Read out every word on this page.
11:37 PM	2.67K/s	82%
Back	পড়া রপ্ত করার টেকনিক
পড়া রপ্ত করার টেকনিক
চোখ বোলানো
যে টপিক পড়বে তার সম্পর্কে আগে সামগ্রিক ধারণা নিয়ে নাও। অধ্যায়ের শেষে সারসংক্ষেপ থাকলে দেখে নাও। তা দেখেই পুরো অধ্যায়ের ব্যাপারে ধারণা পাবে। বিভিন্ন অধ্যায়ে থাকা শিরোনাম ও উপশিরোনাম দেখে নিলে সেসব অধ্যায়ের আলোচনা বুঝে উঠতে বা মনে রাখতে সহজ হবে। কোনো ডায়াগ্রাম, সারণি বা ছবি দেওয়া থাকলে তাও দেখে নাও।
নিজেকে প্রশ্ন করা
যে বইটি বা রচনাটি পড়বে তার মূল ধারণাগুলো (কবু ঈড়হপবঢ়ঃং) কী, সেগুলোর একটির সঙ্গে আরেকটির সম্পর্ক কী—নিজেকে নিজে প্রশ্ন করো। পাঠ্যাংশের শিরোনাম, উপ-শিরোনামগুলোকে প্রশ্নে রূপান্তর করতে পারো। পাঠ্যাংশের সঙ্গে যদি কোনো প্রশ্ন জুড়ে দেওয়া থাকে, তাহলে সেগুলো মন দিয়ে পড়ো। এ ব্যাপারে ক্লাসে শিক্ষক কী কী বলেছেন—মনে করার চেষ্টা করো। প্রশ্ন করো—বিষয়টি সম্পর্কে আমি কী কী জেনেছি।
....................
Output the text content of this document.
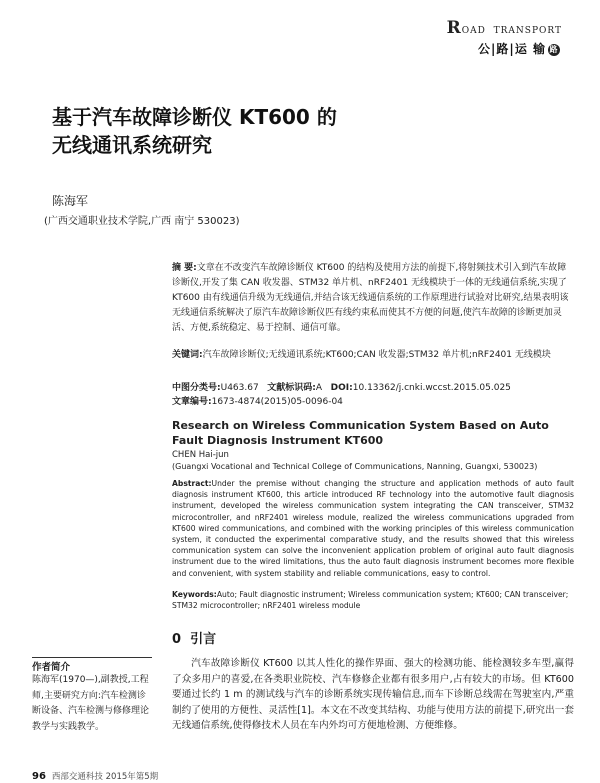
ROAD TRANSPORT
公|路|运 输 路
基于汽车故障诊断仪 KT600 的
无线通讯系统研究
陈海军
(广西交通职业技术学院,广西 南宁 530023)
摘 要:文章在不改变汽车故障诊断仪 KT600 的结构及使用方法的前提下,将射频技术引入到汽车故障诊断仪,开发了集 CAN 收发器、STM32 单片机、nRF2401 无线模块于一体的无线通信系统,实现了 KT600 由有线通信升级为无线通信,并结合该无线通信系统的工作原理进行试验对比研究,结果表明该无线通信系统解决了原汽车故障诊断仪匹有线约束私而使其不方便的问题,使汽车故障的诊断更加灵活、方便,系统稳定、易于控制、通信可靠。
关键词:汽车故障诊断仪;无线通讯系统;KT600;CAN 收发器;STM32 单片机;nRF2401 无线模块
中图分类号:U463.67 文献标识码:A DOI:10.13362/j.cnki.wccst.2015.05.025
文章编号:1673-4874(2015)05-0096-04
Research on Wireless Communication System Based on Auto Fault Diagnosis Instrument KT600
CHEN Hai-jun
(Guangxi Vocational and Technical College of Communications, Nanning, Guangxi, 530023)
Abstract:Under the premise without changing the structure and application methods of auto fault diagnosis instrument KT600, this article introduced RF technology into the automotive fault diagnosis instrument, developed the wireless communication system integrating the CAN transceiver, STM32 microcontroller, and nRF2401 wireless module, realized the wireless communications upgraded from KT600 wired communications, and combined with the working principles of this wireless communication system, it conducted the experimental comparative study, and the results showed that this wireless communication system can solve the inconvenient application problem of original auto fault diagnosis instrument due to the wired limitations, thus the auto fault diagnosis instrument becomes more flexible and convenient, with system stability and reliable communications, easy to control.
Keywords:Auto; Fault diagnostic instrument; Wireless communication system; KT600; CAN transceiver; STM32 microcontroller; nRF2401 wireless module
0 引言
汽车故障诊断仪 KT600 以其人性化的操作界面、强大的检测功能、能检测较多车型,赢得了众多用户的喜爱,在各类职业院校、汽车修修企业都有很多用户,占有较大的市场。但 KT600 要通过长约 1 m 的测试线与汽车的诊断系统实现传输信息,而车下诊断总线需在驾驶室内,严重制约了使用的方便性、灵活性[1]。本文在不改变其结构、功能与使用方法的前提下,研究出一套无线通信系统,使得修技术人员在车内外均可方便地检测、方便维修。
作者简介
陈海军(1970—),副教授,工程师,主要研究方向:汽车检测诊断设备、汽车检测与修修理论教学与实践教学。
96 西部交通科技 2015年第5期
....................
# Given problem
Where a line in the entries holds the word "this", copy that line.

# Written answer
Read out every word on this page.
Output the text content of this document.
Abstract:Under the premise without changing the structure and application methods of auto fault diagnosis instrument KT600, this article introduced RF technology into the automotive fault diagnosis instrument, developed the wireless communication system integrating the CAN transceiver, STM32 microcontroller, and nRF2401 wireless module, realized the wireless communications upgraded from KT600 wired communications, and combined with the working principles of this wireless communication system, it conducted the experimental comparative study, and the results showed that this wireless communication system can solve the inconvenient application problem of original auto fault diagnosis instrument due to the wired limitations, thus the auto fault diagnosis instrument becomes more flexible and convenient, with system stability and reliable communications, easy to control.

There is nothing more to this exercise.